Output every entry exactly as written.

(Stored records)
################

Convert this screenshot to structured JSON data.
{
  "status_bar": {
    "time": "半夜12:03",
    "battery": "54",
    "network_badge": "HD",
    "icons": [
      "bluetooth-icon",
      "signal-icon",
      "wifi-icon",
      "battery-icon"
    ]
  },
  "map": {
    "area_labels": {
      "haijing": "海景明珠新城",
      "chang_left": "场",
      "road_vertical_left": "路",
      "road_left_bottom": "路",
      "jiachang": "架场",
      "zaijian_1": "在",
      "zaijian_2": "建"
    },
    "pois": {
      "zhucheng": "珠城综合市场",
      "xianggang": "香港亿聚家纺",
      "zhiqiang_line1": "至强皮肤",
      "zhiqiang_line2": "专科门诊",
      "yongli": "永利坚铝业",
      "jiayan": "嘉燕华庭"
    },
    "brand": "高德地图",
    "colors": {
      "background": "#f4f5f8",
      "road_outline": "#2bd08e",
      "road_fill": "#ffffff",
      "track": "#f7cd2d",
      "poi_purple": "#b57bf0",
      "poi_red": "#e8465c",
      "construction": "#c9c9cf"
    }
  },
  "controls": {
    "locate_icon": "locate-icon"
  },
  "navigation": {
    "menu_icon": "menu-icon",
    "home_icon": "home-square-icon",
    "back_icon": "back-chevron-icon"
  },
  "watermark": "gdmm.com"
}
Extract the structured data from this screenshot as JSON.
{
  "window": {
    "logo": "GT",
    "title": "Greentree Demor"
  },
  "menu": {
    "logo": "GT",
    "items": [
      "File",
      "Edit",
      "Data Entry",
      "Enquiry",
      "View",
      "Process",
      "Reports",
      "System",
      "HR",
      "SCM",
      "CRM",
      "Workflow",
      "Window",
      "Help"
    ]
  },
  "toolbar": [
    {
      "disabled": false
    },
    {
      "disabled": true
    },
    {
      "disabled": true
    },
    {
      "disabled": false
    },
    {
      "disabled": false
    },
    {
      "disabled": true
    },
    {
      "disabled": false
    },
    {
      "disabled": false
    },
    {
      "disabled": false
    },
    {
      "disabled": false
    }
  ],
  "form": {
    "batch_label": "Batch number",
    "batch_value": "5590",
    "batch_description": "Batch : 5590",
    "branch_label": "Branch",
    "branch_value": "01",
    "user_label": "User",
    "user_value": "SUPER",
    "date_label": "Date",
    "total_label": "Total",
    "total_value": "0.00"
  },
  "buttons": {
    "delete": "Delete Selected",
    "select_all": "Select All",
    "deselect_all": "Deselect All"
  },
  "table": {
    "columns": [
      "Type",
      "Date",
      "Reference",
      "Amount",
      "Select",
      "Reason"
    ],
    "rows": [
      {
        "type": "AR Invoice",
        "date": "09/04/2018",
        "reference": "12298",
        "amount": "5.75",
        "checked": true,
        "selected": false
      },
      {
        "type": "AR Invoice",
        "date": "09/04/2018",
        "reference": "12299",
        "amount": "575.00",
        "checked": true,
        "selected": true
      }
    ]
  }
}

################

» **CORRECT ANSWER**
Convert this screenshot to structured JSON data.
{
  "status_bar": {
    "time": "半夜12:03",
    "battery": "54",
    "network_badge": "HD",
    "icons": [
      "bluetooth-icon",
      "signal-icon",
      "wifi-icon",
      "battery-icon"
    ]
  },
  "map": {
    "area_labels": {
      "haijing": "海景明珠新城",
      "chang_left": "场",
      "road_vertical_left": "路",
      "road_left_bottom": "路",
      "jiachang": "架场",
      "zaijian_1": "在",
      "zaijian_2": "建"
    },
    "pois": {
      "zhucheng": "珠城综合市场",
      "xianggang": "香港亿聚家纺",
      "zhiqiang_line1": "至强皮肤",
      "zhiqiang_line2": "专科门诊",
      "yongli": "永利坚铝业",
      "jiayan": "嘉燕华庭"
    },
    "brand": "高德地图",
    "colors": {
      "background": "#f4f5f8",
      "road_outline": "#2bd08e",
      "road_fill": "#ffffff",
      "track": "#f7cd2d",
      "poi_purple": "#b57bf0",
      "poi_red": "#e8465c",
      "construction": "#c9c9cf"
    }
  },
  "controls": {
    "locate_icon": "locate-icon"
  },
  "navigation": {
    "menu_icon": "menu-icon",
    "home_icon": "home-square-icon",
    "back_icon": "back-chevron-icon"
  },
  "watermark": "gdmm.com"
}
Extract the structured data from this screenshot as JSON.
{
  "window": {
    "logo": "GT",
    "title": "Greentree Demor"
  },
  "menu": {
    "logo": "GT",
    "items": [
      "File",
      "Edit",
      "Data Entry",
      "Enquiry",
      "View",
      "Process",
      "Reports",
      "System",
      "HR",
      "SCM",
      "CRM",
      "Workflow",
      "Window",
      "Help"
    ]
  },
  "toolbar": [
    {
      "disabled": false
    },
    {
      "disabled": true
    },
    {
      "disabled": true
    },
    {
      "disabled": false
    },
    {
      "disabled": false
    },
    {
      "disabled": true
    },
    {
      "disabled": false
    },
    {
      "disabled": false
    },
    {
      "disabled": false
    },
    {
      "disabled": false
    }
  ],
  "form": {
    "batch_label": "Batch number",
    "batch_value": "5590",
    "batch_description": "Batch : 5590",
    "branch_label": "Branch",
    "branch_value": "01",
    "user_label": "User",
    "user_value": "SUPER",
    "date_label": "Date",
    "total_label": "Total",
    "total_value": "0.00"
  },
  "buttons": {
    "delete": "Delete Selected",
    "select_all": "Select All",
    "deselect_all": "Deselect All"
  },
  "table": {
    "columns": [
      "Type",
      "Date",
      "Reference",
      "Amount",
      "Select",
      "Reason"
    ],
    "rows": [
      {
        "type": "AR Invoice",
        "date": "09/04/2018",
        "reference": "12298",
        "amount": "5.75",
        "checked": true,
        "selected": false
      },
      {
        "type": "AR Invoice",
        "date": "09/04/2018",
        "reference": "12299",
        "amount": "575.00",
        "checked": true,
        "selected": true
      }
    ]
  }
}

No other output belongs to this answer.